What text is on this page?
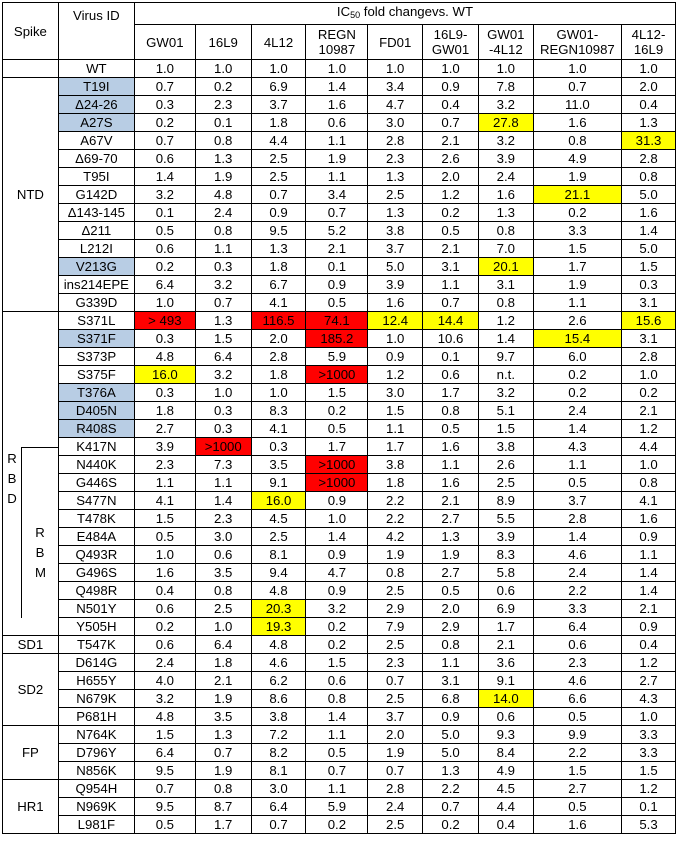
Spike	Virus ID	$IC_{50}$ fold changevs. WT								
		GW01	16L9	4L12	REGN 10987	FD01	16L9- GW01	GW01 -4L12	GW01- REGN10987	4L12- 16L9
	WT	1.0	1.0	1.0	1.0	1.0	1.0	1.0	1.0	1.0
NTD	T19I	0.7	0.2	6.9	1.4	3.4	0.9	7.8	0.7	2.0
	Δ24-26	0.3	2.3	3.7	1.6	4.7	0.4	3.2	11.0	0.4
	A27S	0.2	0.1	1.8	0.6	3.0	0.7	27.8	1.6	1.3
	A67V	0.7	0.8	4.4	1.1	2.8	2.1	3.2	0.8	31.3
	Δ69-70	0.6	1.3	2.5	1.9	2.3	2.6	3.9	4.9	2.8
	T95I	1.4	1.9	2.5	1.1	1.3	2.0	2.4	1.9	0.8
	G142D	3.2	4.8	0.7	3.4	2.5	1.2	1.6	21.1	5.0
	Δ143-145	0.1	2.4	0.9	0.7	1.3	0.2	1.3	0.2	1.6
	Δ211	0.5	0.8	9.5	5.2	3.8	0.5	0.8	3.3	1.4
	L212I	0.6	1.1	1.3	2.1	3.7	2.1	7.0	1.5	5.0
	V213G	0.2	0.3	1.8	0.1	5.0	3.1	20.1	1.7	1.5
	ins214EPE	6.4	3.2	6.7	0.9	3.9	1.1	3.1	1.9	0.3
	G339D	1.0	0.7	4.1	0.5	1.6	0.7	0.8	1.1	3.1

RBD
RBM	S371L	> 493	1.3	116.5	74.1	12.4	14.4	1.2	2.6	15.6
	S371F	0.3	1.5	2.0	185.2	1.0	10.6	1.4	15.4	3.1
	S373P	4.8	6.4	2.8	5.9	0.9	0.1	9.7	6.0	2.8
	S375F	16.0	3.2	1.8	>1000	1.2	0.6	n.t.	0.2	1.0
	T376A	0.3	1.0	1.0	1.5	3.0	1.7	3.2	0.2	0.2
	D405N	1.8	0.3	8.3	0.2	1.5	0.8	5.1	2.4	2.1
	R408S	2.7	0.3	4.1	0.5	1.1	0.5	1.5	1.4	1.2
	K417N	3.9	>1000	0.3	1.7	1.7	1.6	3.8	4.3	4.4
	N440K	2.3	7.3	3.5	>1000	3.8	1.1	2.6	1.1	1.0
	G446S	1.1	1.1	9.1	>1000	1.8	1.6	2.5	0.5	0.8
	S477N	4.1	1.4	16.0	0.9	2.2	2.1	8.9	3.7	4.1
	T478K	1.5	2.3	4.5	1.0	2.2	2.7	5.5	2.8	1.6
	E484A	0.5	3.0	2.5	1.4	4.2	1.3	3.9	1.4	0.9
	Q493R	1.0	0.6	8.1	0.9	1.9	1.9	8.3	4.6	1.1
	G496S	1.6	3.5	9.4	4.7	0.8	2.7	5.8	2.4	1.4
	Q498R	0.4	0.8	4.8	0.9	2.5	0.5	0.6	2.2	1.4
	N501Y	0.6	2.5	20.3	3.2	2.9	2.0	6.9	3.3	2.1
	Y505H	0.2	1.0	19.3	0.2	7.9	2.9	1.7	6.4	0.9
SD1	T547K	0.6	6.4	4.8	0.2	2.5	0.8	2.1	0.6	0.4
SD2	D614G	2.4	1.8	4.6	1.5	2.3	1.1	3.6	2.3	1.2
	H655Y	4.0	2.1	6.2	0.6	0.7	3.1	9.1	4.6	2.7
	N679K	3.2	1.9	8.6	0.8	2.5	6.8	14.0	6.6	4.3
	P681H	4.8	3.5	3.8	1.4	3.7	0.9	0.6	0.5	1.0
FP	N764K	1.5	1.3	7.2	1.1	2.0	5.0	9.3	9.9	3.3
	D796Y	6.4	0.7	8.2	0.5	1.9	5.0	8.4	2.2	3.3
	N856K	9.5	1.9	8.1	0.7	0.7	1.3	4.9	1.5	1.5
HR1	Q954H	0.7	0.8	3.0	1.1	2.8	2.2	4.5	2.7	1.2
	N969K	9.5	8.7	6.4	5.9	2.4	0.7	4.4	0.5	0.1
	L981F	0.5	1.7	0.7	0.2	2.5	0.2	0.4	1.6	5.3
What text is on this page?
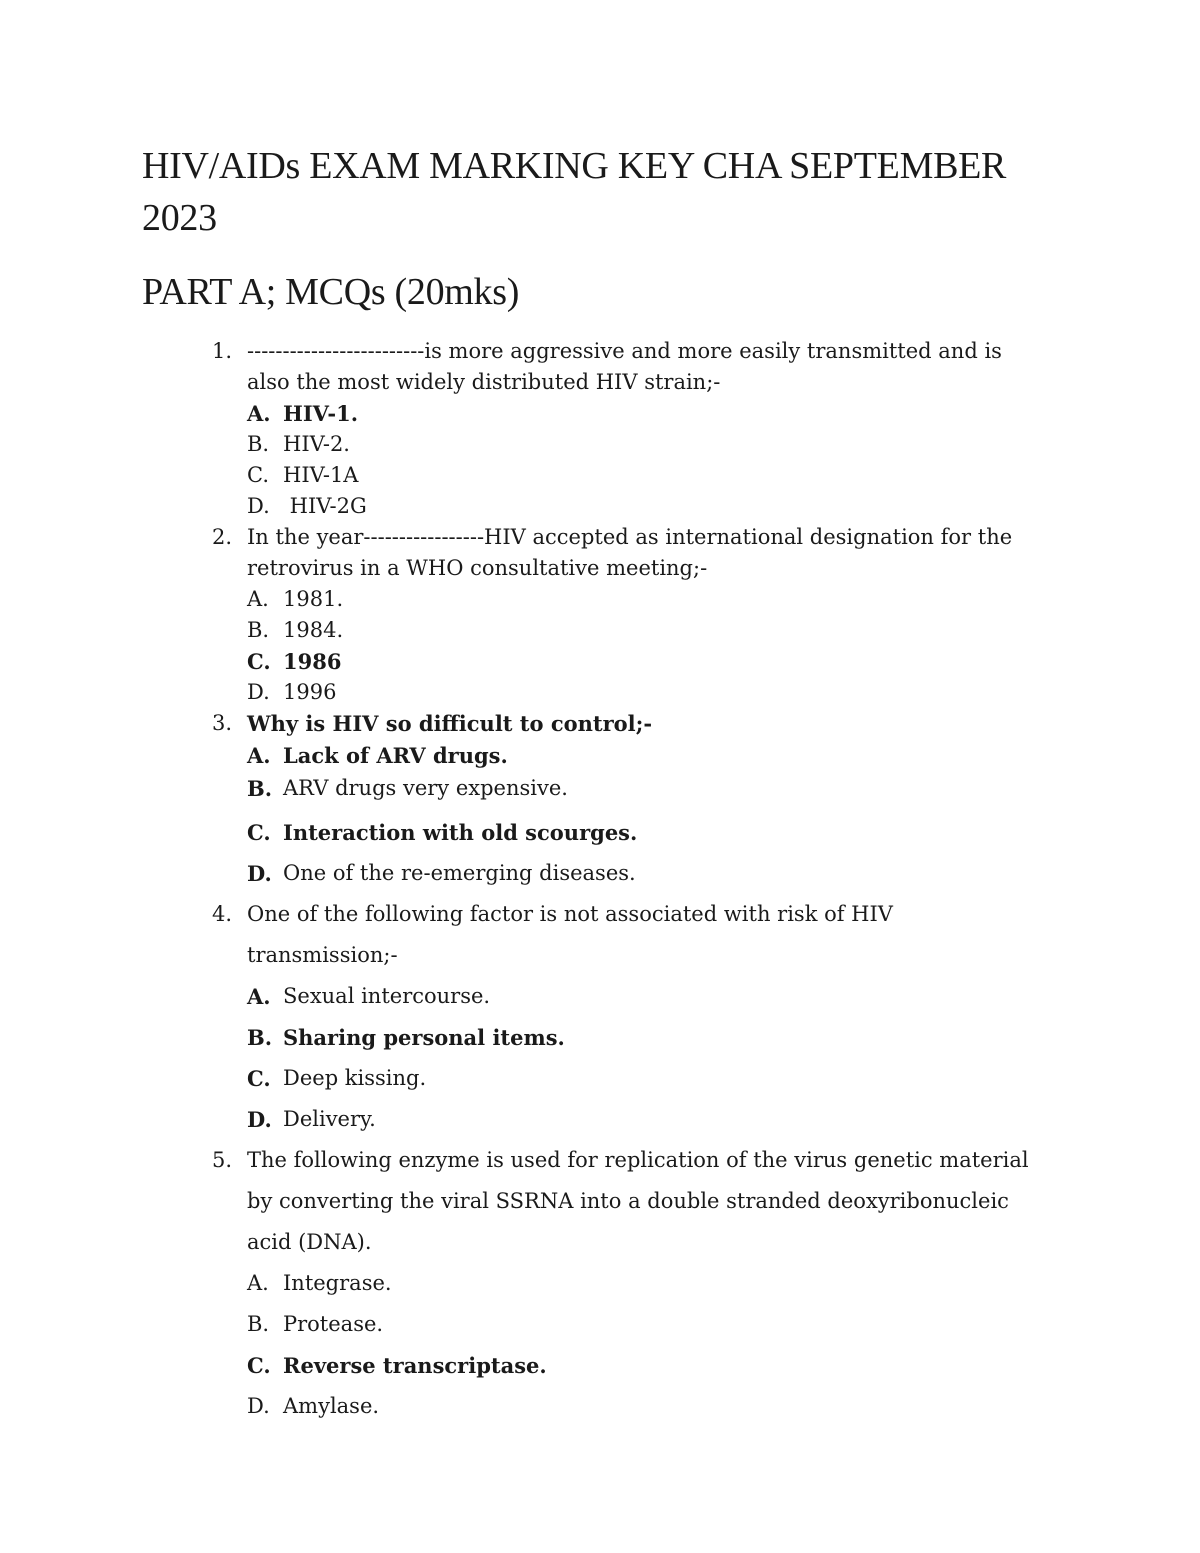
HIV/AIDs EXAM MARKING KEY CHA SEPTEMBER 2023
PART A; MCQs (20mks)
1. -------------------------is more aggressive and more easily transmitted and is also the most widely distributed HIV strain;-
A. HIV-1.
B. HIV-2.
C. HIV-1A
D. HIV-2G
2. In the year-----------------HIV accepted as international designation for the retrovirus in a WHO consultative meeting;-
A. 1981.
B. 1984.
C. 1986
D. 1996
3. Why is HIV so difficult to control;-
A. Lack of ARV drugs.
B. ARV drugs very expensive.
C. Interaction with old scourges.
D. One of the re-emerging diseases.
4. One of the following factor is not associated with risk of HIV transmission;-
A. Sexual intercourse.
B. Sharing personal items.
C. Deep kissing.
D. Delivery.
5. The following enzyme is used for replication of the virus genetic material by converting the viral SSRNA into a double stranded deoxyribonucleic acid (DNA).
A. Integrase.
B. Protease.
C. Reverse transcriptase.
D. Amylase.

· · · · · · ·

### What you will do:
Give back the whole listing as it stands, minus its pictures.

### Written reply:
What text is on this page?
Spike	Virus ID	$IC_{50}$ fold changevs. WT								
		GW01	16L9	4L12	REGN 10987	FD01	16L9- GW01	GW01 -4L12	GW01- REGN10987	4L12- 16L9
	WT	1.0	1.0	1.0	1.0	1.0	1.0	1.0	1.0	1.0
NTD	T19I	0.7	0.2	6.9	1.4	3.4	0.9	7.8	0.7	2.0
	Δ24-26	0.3	2.3	3.7	1.6	4.7	0.4	3.2	11.0	0.4
	A27S	0.2	0.1	1.8	0.6	3.0	0.7	27.8	1.6	1.3
	A67V	0.7	0.8	4.4	1.1	2.8	2.1	3.2	0.8	31.3
	Δ69-70	0.6	1.3	2.5	1.9	2.3	2.6	3.9	4.9	2.8
	T95I	1.4	1.9	2.5	1.1	1.3	2.0	2.4	1.9	0.8
	G142D	3.2	4.8	0.7	3.4	2.5	1.2	1.6	21.1	5.0
	Δ143-145	0.1	2.4	0.9	0.7	1.3	0.2	1.3	0.2	1.6
	Δ211	0.5	0.8	9.5	5.2	3.8	0.5	0.8	3.3	1.4
	L212I	0.6	1.1	1.3	2.1	3.7	2.1	7.0	1.5	5.0
	V213G	0.2	0.3	1.8	0.1	5.0	3.1	20.1	1.7	1.5
	ins214EPE	6.4	3.2	6.7	0.9	3.9	1.1	3.1	1.9	0.3
	G339D	1.0	0.7	4.1	0.5	1.6	0.7	0.8	1.1	3.1

RBD
RBM	S371L	> 493	1.3	116.5	74.1	12.4	14.4	1.2	2.6	15.6
	S371F	0.3	1.5	2.0	185.2	1.0	10.6	1.4	15.4	3.1
	S373P	4.8	6.4	2.8	5.9	0.9	0.1	9.7	6.0	2.8
	S375F	16.0	3.2	1.8	>1000	1.2	0.6	n.t.	0.2	1.0
	T376A	0.3	1.0	1.0	1.5	3.0	1.7	3.2	0.2	0.2
	D405N	1.8	0.3	8.3	0.2	1.5	0.8	5.1	2.4	2.1
	R408S	2.7	0.3	4.1	0.5	1.1	0.5	1.5	1.4	1.2
	K417N	3.9	>1000	0.3	1.7	1.7	1.6	3.8	4.3	4.4
	N440K	2.3	7.3	3.5	>1000	3.8	1.1	2.6	1.1	1.0
	G446S	1.1	1.1	9.1	>1000	1.8	1.6	2.5	0.5	0.8
	S477N	4.1	1.4	16.0	0.9	2.2	2.1	8.9	3.7	4.1
	T478K	1.5	2.3	4.5	1.0	2.2	2.7	5.5	2.8	1.6
	E484A	0.5	3.0	2.5	1.4	4.2	1.3	3.9	1.4	0.9
	Q493R	1.0	0.6	8.1	0.9	1.9	1.9	8.3	4.6	1.1
	G496S	1.6	3.5	9.4	4.7	0.8	2.7	5.8	2.4	1.4
	Q498R	0.4	0.8	4.8	0.9	2.5	0.5	0.6	2.2	1.4
	N501Y	0.6	2.5	20.3	3.2	2.9	2.0	6.9	3.3	2.1
	Y505H	0.2	1.0	19.3	0.2	7.9	2.9	1.7	6.4	0.9
SD1	T547K	0.6	6.4	4.8	0.2	2.5	0.8	2.1	0.6	0.4
SD2	D614G	2.4	1.8	4.6	1.5	2.3	1.1	3.6	2.3	1.2
	H655Y	4.0	2.1	6.2	0.6	0.7	3.1	9.1	4.6	2.7
	N679K	3.2	1.9	8.6	0.8	2.5	6.8	14.0	6.6	4.3
	P681H	4.8	3.5	3.8	1.4	3.7	0.9	0.6	0.5	1.0
FP	N764K	1.5	1.3	7.2	1.1	2.0	5.0	9.3	9.9	3.3
	D796Y	6.4	0.7	8.2	0.5	1.9	5.0	8.4	2.2	3.3
	N856K	9.5	1.9	8.1	0.7	0.7	1.3	4.9	1.5	1.5
HR1	Q954H	0.7	0.8	3.0	1.1	2.8	2.2	4.5	2.7	1.2
	N969K	9.5	8.7	6.4	5.9	2.4	0.7	4.4	0.5	0.1
	L981F	0.5	1.7	0.7	0.2	2.5	0.2	0.4	1.6	5.3
What text is on this page?
HIV/AIDs EXAM MARKING KEY CHA SEPTEMBER 2023
PART A; MCQs (20mks)
1. -------------------------is more aggressive and more easily transmitted and is also the most widely distributed HIV strain;-
A. HIV-1.
B. HIV-2.
C. HIV-1A
D. HIV-2G
2. In the year-----------------HIV accepted as international designation for the retrovirus in a WHO consultative meeting;-
A. 1981.
B. 1984.
C. 1986
D. 1996
3. Why is HIV so difficult to control;-
A. Lack of ARV drugs.
B. ARV drugs very expensive.
C. Interaction with old scourges.
D. One of the re-emerging diseases.
4. One of the following factor is not associated with risk of HIV transmission;-
A. Sexual intercourse.
B. Sharing personal items.
C. Deep kissing.
D. Delivery.
5. The following enzyme is used for replication of the virus genetic material by converting the viral SSRNA into a double stranded deoxyribonucleic acid (DNA).
A. Integrase.
B. Protease.
C. Reverse transcriptase.
D. Amylase.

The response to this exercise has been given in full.